**Written problem**: Reproduce the listing below verbatim.

— BEGIN —

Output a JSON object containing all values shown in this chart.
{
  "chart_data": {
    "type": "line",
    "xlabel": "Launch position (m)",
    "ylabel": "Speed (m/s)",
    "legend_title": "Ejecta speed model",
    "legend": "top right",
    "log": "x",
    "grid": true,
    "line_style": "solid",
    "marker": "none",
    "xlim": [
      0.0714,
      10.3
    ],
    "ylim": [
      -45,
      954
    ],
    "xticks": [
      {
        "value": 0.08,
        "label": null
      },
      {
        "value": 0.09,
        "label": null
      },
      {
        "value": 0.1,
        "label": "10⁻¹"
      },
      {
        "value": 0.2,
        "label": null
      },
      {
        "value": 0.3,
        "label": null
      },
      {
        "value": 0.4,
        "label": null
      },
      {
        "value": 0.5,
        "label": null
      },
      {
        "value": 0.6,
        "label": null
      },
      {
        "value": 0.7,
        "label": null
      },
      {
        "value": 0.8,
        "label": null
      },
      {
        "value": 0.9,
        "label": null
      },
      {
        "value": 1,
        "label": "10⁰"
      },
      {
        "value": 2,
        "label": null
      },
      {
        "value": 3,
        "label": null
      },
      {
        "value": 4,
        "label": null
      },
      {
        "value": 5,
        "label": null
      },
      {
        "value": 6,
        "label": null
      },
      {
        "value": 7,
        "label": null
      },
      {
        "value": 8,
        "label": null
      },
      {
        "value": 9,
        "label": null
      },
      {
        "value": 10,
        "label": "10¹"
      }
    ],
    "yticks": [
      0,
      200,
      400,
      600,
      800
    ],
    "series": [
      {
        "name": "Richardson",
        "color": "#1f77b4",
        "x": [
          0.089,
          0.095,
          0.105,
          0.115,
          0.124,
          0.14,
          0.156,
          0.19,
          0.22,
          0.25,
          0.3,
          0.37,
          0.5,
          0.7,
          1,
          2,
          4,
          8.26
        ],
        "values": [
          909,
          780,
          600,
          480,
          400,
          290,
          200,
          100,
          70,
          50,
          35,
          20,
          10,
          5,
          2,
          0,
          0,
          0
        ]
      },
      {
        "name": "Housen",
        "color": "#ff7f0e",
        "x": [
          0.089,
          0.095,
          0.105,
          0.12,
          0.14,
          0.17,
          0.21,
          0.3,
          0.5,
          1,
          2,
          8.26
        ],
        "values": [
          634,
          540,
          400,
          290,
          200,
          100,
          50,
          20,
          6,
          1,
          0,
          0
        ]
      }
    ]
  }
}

— END —

**Solution for this problem**:
Output a JSON object containing all values shown in this chart.
{
  "chart_data": {
    "type": "line",
    "xlabel": "Launch position (m)",
    "ylabel": "Speed (m/s)",
    "legend_title": "Ejecta speed model",
    "legend": "top right",
    "log": "x",
    "grid": true,
    "line_style": "solid",
    "marker": "none",
    "xlim": [
      0.0714,
      10.3
    ],
    "ylim": [
      -45,
      954
    ],
    "xticks": [
      {
        "value": 0.08,
        "label": null
      },
      {
        "value": 0.09,
        "label": null
      },
      {
        "value": 0.1,
        "label": "10⁻¹"
      },
      {
        "value": 0.2,
        "label": null
      },
      {
        "value": 0.3,
        "label": null
      },
      {
        "value": 0.4,
        "label": null
      },
      {
        "value": 0.5,
        "label": null
      },
      {
        "value": 0.6,
        "label": null
      },
      {
        "value": 0.7,
        "label": null
      },
      {
        "value": 0.8,
        "label": null
      },
      {
        "value": 0.9,
        "label": null
      },
      {
        "value": 1,
        "label": "10⁰"
      },
      {
        "value": 2,
        "label": null
      },
      {
        "value": 3,
        "label": null
      },
      {
        "value": 4,
        "label": null
      },
      {
        "value": 5,
        "label": null
      },
      {
        "value": 6,
        "label": null
      },
      {
        "value": 7,
        "label": null
      },
      {
        "value": 8,
        "label": null
      },
      {
        "value": 9,
        "label": null
      },
      {
        "value": 10,
        "label": "10¹"
      }
    ],
    "yticks": [
      0,
      200,
      400,
      600,
      800
    ],
    "series": [
      {
        "name": "Richardson",
        "color": "#1f77b4",
        "x": [
          0.089,
          0.095,
          0.105,
          0.115,
          0.124,
          0.14,
          0.156,
          0.19,
          0.22,
          0.25,
          0.3,
          0.37,
          0.5,
          0.7,
          1,
          2,
          4,
          8.26
        ],
        "values": [
          909,
          780,
          600,
          480,
          400,
          290,
          200,
          100,
          70,
          50,
          35,
          20,
          10,
          5,
          2,
          0,
          0,
          0
        ]
      },
      {
        "name": "Housen",
        "color": "#ff7f0e",
        "x": [
          0.089,
          0.095,
          0.105,
          0.12,
          0.14,
          0.17,
          0.21,
          0.3,
          0.5,
          1,
          2,
          8.26
        ],
        "values": [
          634,
          540,
          400,
          290,
          200,
          100,
          50,
          20,
          6,
          1,
          0,
          0
        ]
      }
    ]
  }
}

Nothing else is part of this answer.